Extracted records
☆ ☆ ☆ ☆ ☆ ☆ ☆

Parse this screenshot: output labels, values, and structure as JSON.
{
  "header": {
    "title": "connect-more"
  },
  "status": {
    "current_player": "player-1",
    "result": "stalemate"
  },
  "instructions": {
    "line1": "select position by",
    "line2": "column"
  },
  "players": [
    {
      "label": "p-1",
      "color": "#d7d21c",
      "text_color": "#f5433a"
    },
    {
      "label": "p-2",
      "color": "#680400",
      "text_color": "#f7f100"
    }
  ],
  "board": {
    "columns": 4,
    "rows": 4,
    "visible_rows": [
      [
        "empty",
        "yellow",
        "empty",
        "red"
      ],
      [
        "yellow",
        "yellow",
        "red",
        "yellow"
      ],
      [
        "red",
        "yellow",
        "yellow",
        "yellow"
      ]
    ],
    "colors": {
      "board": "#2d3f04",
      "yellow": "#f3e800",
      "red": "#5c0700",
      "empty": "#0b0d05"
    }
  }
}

☆ ☆ ☆ ☆ ☆ ☆ ☆

— Job —
Repeat all of the entries exactly.

— Answer for the task —
Parse this screenshot: output labels, values, and structure as JSON.
{
  "header": {
    "title": "connect-more"
  },
  "status": {
    "current_player": "player-1",
    "result": "stalemate"
  },
  "instructions": {
    "line1": "select position by",
    "line2": "column"
  },
  "players": [
    {
      "label": "p-1",
      "color": "#d7d21c",
      "text_color": "#f5433a"
    },
    {
      "label": "p-2",
      "color": "#680400",
      "text_color": "#f7f100"
    }
  ],
  "board": {
    "columns": 4,
    "rows": 4,
    "visible_rows": [
      [
        "empty",
        "yellow",
        "empty",
        "red"
      ],
      [
        "yellow",
        "yellow",
        "red",
        "yellow"
      ],
      [
        "red",
        "yellow",
        "yellow",
        "yellow"
      ]
    ],
    "colors": {
      "board": "#2d3f04",
      "yellow": "#f3e800",
      "red": "#5c0700",
      "empty": "#0b0d05"
    }
  }
}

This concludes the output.